• **SUPPLIED DATA**:

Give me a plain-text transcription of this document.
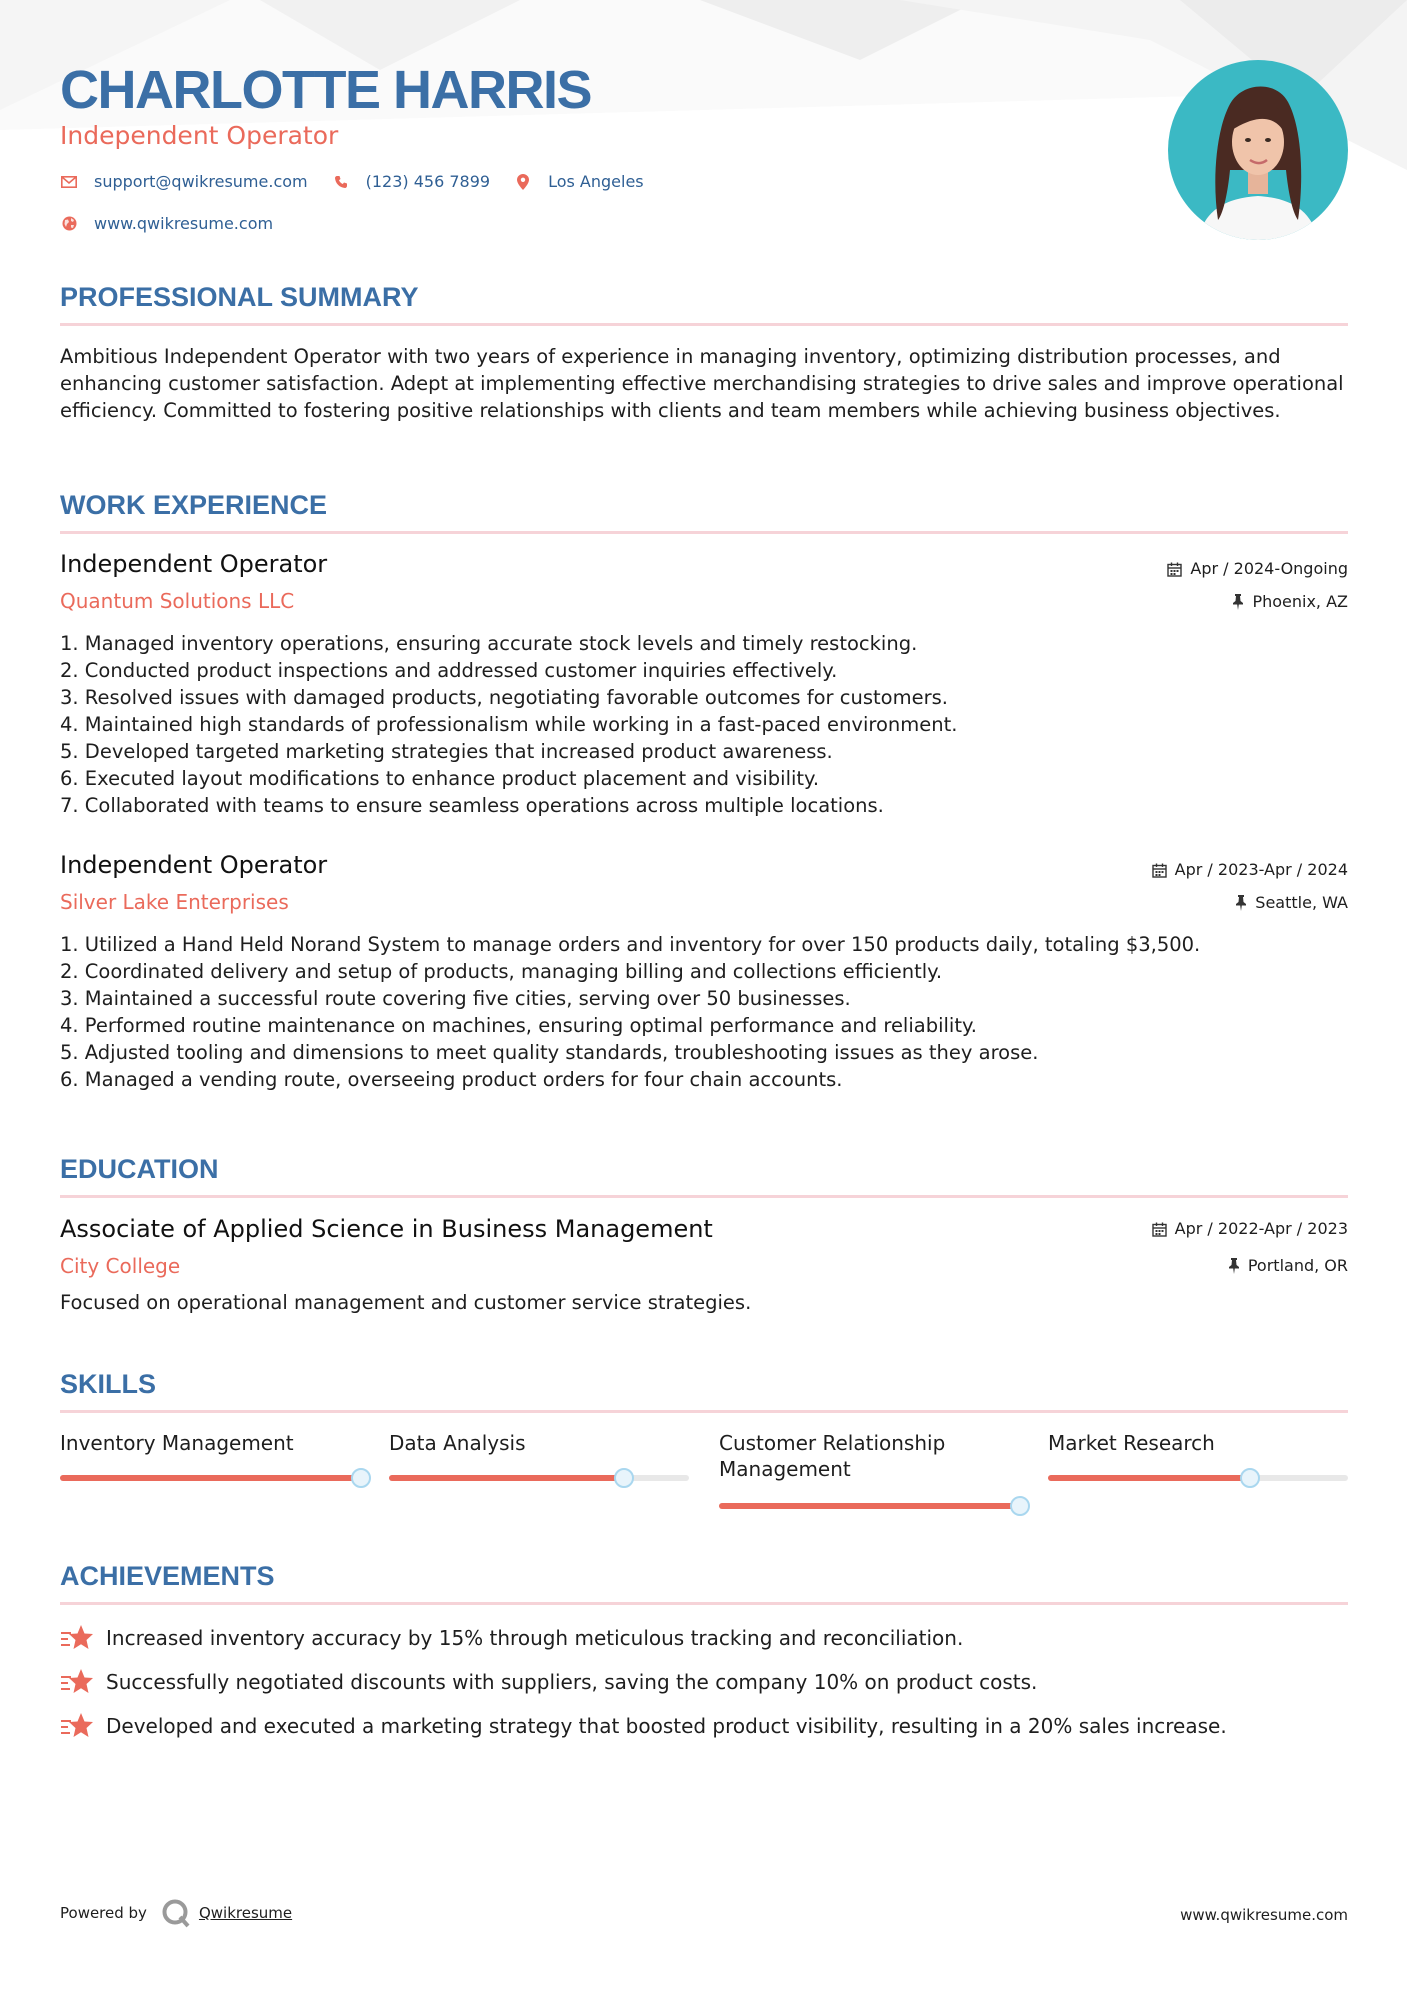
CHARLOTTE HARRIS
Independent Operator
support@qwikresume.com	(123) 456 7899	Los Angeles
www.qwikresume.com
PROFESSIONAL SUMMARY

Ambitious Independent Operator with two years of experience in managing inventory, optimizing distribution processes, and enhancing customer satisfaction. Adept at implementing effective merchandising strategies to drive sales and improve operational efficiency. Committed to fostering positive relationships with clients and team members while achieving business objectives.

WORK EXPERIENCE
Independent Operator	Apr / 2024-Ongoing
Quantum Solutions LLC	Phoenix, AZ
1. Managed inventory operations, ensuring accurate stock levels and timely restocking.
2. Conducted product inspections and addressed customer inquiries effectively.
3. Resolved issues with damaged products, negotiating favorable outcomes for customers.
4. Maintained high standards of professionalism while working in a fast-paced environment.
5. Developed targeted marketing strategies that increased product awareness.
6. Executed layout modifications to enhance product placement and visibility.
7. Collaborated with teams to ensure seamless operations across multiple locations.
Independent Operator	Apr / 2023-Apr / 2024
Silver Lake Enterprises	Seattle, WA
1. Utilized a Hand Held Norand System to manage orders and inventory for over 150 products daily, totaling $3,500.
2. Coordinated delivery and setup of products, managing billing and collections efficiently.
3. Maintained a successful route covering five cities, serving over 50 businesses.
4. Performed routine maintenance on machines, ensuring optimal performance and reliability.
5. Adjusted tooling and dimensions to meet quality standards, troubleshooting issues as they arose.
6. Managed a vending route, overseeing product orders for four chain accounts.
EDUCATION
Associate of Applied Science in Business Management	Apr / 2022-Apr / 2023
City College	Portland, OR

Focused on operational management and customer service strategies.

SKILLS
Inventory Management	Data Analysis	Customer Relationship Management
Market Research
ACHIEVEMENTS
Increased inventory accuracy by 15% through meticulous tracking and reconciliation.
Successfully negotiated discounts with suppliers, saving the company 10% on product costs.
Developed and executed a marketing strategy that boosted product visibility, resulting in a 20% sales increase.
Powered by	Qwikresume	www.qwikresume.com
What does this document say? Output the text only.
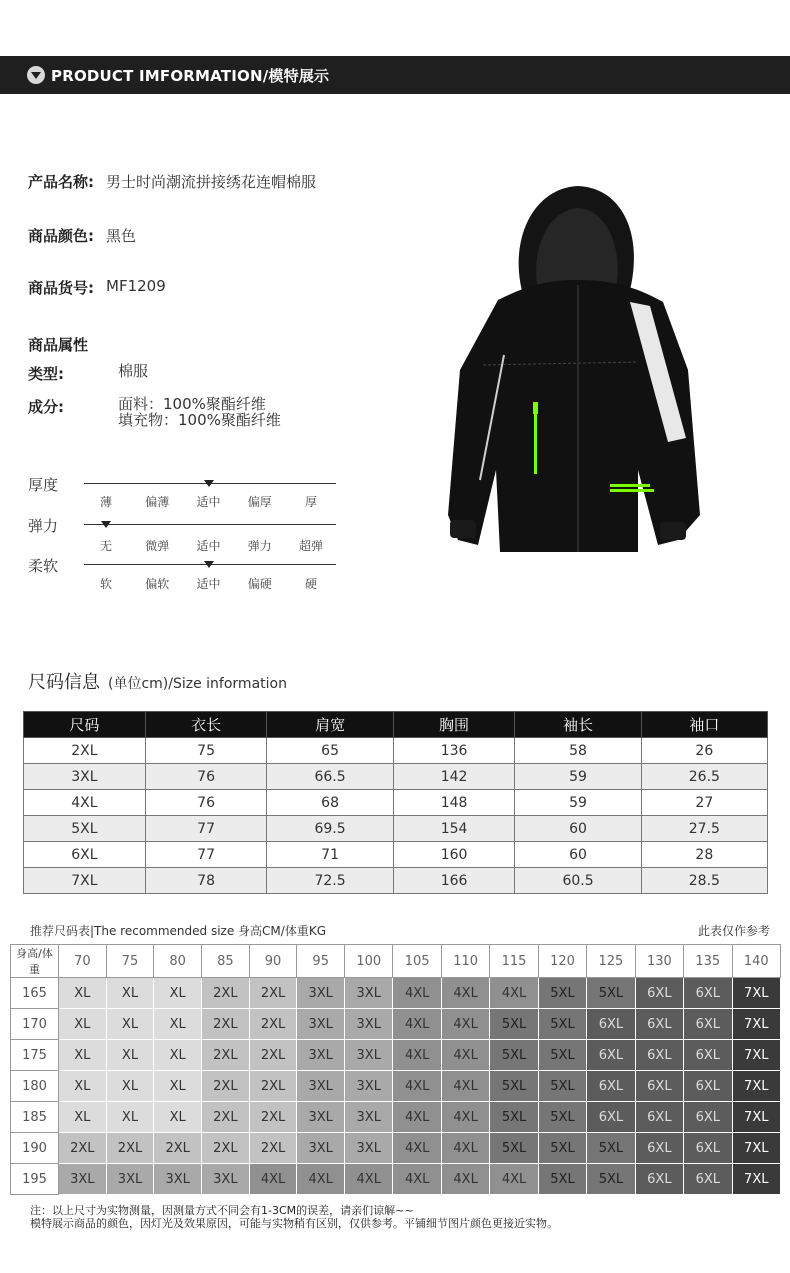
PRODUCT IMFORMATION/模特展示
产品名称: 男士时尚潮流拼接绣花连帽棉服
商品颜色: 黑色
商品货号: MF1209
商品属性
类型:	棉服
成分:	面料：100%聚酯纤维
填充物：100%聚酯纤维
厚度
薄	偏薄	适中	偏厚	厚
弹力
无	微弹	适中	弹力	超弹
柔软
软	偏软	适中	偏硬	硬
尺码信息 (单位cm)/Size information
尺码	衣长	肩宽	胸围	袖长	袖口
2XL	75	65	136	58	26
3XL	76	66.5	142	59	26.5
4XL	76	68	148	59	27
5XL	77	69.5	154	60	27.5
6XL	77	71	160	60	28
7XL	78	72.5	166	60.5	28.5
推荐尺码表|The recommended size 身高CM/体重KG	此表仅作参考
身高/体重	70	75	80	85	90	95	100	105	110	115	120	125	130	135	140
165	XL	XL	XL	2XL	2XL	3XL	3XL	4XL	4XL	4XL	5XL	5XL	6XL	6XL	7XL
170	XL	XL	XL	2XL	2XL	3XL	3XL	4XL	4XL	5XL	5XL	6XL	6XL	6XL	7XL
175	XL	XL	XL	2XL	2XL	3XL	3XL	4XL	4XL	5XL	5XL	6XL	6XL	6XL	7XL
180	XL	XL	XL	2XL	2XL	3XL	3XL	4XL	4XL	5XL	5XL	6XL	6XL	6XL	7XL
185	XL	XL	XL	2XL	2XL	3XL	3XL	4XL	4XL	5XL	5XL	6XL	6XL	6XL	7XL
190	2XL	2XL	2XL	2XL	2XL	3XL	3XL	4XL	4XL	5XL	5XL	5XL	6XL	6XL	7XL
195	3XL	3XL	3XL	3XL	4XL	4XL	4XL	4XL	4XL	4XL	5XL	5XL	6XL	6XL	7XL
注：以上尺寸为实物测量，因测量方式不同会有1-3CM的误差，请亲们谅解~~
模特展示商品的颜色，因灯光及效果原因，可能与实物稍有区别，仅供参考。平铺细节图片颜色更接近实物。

• **GIVEN REQUEST**:
Pictures excluded, quote all the data above exactly.

• **EXPECTED ANSWER**:
Give me a plain-text transcription of this document.
CHARLOTTE HARRIS
Independent Operator
support@qwikresume.com	(123) 456 7899	Los Angeles
www.qwikresume.com
PROFESSIONAL SUMMARY

Ambitious Independent Operator with two years of experience in managing inventory, optimizing distribution processes, and enhancing customer satisfaction. Adept at implementing effective merchandising strategies to drive sales and improve operational efficiency. Committed to fostering positive relationships with clients and team members while achieving business objectives.

WORK EXPERIENCE
Independent Operator	Apr / 2024-Ongoing
Quantum Solutions LLC	Phoenix, AZ
1. Managed inventory operations, ensuring accurate stock levels and timely restocking.
2. Conducted product inspections and addressed customer inquiries effectively.
3. Resolved issues with damaged products, negotiating favorable outcomes for customers.
4. Maintained high standards of professionalism while working in a fast-paced environment.
5. Developed targeted marketing strategies that increased product awareness.
6. Executed layout modifications to enhance product placement and visibility.
7. Collaborated with teams to ensure seamless operations across multiple locations.
Independent Operator	Apr / 2023-Apr / 2024
Silver Lake Enterprises	Seattle, WA
1. Utilized a Hand Held Norand System to manage orders and inventory for over 150 products daily, totaling $3,500.
2. Coordinated delivery and setup of products, managing billing and collections efficiently.
3. Maintained a successful route covering five cities, serving over 50 businesses.
4. Performed routine maintenance on machines, ensuring optimal performance and reliability.
5. Adjusted tooling and dimensions to meet quality standards, troubleshooting issues as they arose.
6. Managed a vending route, overseeing product orders for four chain accounts.
EDUCATION
Associate of Applied Science in Business Management	Apr / 2022-Apr / 2023
City College	Portland, OR

Focused on operational management and customer service strategies.

SKILLS
Inventory Management	Data Analysis	Customer Relationship Management
Market Research
ACHIEVEMENTS
Increased inventory accuracy by 15% through meticulous tracking and reconciliation.
Successfully negotiated discounts with suppliers, saving the company 10% on product costs.
Developed and executed a marketing strategy that boosted product visibility, resulting in a 20% sales increase.
Powered by	Qwikresume	www.qwikresume.com
What does this document say? Output the text only.
PRODUCT IMFORMATION/模特展示
产品名称: 男士时尚潮流拼接绣花连帽棉服
商品颜色: 黑色
商品货号: MF1209
商品属性
类型:	棉服
成分:	面料：100%聚酯纤维
填充物：100%聚酯纤维
厚度
薄	偏薄	适中	偏厚	厚
弹力
无	微弹	适中	弹力	超弹
柔软
软	偏软	适中	偏硬	硬
尺码信息 (单位cm)/Size information
尺码	衣长	肩宽	胸围	袖长	袖口
2XL	75	65	136	58	26
3XL	76	66.5	142	59	26.5
4XL	76	68	148	59	27
5XL	77	69.5	154	60	27.5
6XL	77	71	160	60	28
7XL	78	72.5	166	60.5	28.5
推荐尺码表|The recommended size 身高CM/体重KG	此表仅作参考
身高/体重	70	75	80	85	90	95	100	105	110	115	120	125	130	135	140
165	XL	XL	XL	2XL	2XL	3XL	3XL	4XL	4XL	4XL	5XL	5XL	6XL	6XL	7XL
170	XL	XL	XL	2XL	2XL	3XL	3XL	4XL	4XL	5XL	5XL	6XL	6XL	6XL	7XL
175	XL	XL	XL	2XL	2XL	3XL	3XL	4XL	4XL	5XL	5XL	6XL	6XL	6XL	7XL
180	XL	XL	XL	2XL	2XL	3XL	3XL	4XL	4XL	5XL	5XL	6XL	6XL	6XL	7XL
185	XL	XL	XL	2XL	2XL	3XL	3XL	4XL	4XL	5XL	5XL	6XL	6XL	6XL	7XL
190	2XL	2XL	2XL	2XL	2XL	3XL	3XL	4XL	4XL	5XL	5XL	5XL	6XL	6XL	7XL
195	3XL	3XL	3XL	3XL	4XL	4XL	4XL	4XL	4XL	4XL	5XL	5XL	6XL	6XL	7XL
注：以上尺寸为实物测量，因测量方式不同会有1-3CM的误差，请亲们谅解~~
模特展示商品的颜色，因灯光及效果原因，可能与实物稍有区别，仅供参考。平铺细节图片颜色更接近实物。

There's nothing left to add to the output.